Start of DATA SUPPLIED

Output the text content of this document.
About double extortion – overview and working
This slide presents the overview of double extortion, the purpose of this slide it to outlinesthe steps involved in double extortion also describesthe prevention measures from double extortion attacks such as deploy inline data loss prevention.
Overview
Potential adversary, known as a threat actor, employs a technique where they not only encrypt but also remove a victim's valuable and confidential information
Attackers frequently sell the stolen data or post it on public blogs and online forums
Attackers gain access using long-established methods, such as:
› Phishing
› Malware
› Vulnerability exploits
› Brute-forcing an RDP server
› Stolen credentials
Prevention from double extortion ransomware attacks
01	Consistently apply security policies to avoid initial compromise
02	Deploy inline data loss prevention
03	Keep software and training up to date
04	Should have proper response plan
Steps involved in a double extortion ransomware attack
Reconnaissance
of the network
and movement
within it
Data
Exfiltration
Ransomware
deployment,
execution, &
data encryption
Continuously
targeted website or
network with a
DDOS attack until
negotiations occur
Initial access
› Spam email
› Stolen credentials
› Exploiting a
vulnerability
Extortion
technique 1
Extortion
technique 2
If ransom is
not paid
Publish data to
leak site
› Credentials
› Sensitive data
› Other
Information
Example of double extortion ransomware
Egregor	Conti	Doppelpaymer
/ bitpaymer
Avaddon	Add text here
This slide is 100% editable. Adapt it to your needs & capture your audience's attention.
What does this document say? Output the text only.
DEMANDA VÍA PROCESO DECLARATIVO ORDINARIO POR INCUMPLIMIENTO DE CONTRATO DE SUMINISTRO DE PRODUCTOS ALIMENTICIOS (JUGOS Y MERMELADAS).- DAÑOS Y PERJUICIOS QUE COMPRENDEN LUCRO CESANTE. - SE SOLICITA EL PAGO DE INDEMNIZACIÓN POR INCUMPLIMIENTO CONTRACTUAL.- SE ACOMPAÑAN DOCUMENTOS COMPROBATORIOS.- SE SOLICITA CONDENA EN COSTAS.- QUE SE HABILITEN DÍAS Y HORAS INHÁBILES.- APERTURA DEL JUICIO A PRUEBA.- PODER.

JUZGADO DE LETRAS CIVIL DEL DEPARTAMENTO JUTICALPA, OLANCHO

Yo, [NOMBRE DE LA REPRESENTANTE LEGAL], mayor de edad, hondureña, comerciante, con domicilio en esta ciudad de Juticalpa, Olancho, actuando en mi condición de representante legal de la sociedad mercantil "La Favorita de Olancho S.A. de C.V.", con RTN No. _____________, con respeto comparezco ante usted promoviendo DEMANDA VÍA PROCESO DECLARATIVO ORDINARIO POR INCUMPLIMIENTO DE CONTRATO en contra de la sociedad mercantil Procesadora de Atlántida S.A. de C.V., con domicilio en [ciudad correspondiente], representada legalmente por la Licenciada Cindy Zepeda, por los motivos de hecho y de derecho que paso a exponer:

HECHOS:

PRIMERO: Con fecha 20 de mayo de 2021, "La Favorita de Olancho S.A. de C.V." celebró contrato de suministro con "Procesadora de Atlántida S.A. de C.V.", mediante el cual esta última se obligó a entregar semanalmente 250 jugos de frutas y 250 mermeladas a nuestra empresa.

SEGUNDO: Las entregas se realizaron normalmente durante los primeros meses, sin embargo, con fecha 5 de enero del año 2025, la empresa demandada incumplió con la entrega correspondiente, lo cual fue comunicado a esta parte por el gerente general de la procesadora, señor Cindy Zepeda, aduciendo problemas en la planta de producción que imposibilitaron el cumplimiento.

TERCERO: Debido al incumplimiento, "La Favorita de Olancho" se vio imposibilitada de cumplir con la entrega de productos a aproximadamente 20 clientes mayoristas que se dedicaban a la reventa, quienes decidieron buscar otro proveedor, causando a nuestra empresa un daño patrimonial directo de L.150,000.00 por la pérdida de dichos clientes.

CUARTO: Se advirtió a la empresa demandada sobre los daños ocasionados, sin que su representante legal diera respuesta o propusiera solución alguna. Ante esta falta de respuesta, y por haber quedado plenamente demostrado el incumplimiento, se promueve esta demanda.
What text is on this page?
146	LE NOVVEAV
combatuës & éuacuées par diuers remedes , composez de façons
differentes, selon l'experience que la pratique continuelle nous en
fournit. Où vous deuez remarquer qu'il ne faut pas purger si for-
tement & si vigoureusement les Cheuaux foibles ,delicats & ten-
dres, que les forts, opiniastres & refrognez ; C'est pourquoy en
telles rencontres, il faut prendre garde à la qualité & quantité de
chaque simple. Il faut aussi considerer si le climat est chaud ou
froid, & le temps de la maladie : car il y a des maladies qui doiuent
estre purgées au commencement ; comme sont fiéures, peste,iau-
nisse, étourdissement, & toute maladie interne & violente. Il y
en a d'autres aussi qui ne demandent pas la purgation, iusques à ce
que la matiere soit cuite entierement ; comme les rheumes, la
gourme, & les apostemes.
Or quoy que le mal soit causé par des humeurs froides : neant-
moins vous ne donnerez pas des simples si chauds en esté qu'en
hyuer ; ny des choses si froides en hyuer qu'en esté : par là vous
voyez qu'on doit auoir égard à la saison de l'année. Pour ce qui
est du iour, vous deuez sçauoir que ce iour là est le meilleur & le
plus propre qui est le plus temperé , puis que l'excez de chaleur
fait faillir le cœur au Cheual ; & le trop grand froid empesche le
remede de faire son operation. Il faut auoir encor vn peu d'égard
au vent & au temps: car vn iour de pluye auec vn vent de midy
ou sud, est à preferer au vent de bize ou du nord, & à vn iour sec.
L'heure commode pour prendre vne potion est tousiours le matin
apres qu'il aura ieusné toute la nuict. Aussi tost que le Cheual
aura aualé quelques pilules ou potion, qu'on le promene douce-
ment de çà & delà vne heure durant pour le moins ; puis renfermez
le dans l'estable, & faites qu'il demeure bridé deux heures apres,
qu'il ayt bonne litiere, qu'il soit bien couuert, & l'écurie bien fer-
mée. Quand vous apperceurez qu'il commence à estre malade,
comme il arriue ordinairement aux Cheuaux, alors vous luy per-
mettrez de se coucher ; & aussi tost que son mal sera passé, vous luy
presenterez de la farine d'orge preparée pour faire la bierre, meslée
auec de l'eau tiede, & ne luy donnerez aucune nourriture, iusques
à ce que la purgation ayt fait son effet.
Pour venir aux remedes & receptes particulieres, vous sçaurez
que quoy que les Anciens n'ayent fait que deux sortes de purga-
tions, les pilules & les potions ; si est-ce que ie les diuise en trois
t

End of DATA SUPPLIED

DIRECTIONS FOR THIS TASK.
Where a line in the material contains "from", copy that line.

ANSWER TO THIS PROBLEM.
This slide presents the overview of double extortion, the purpose of this slide it to outlinesthe steps involved in double extortion also describesthe prevention measures from double extortion attacks such as deploy inline data loss prevention.
Prevention from double extortion ransomware attacks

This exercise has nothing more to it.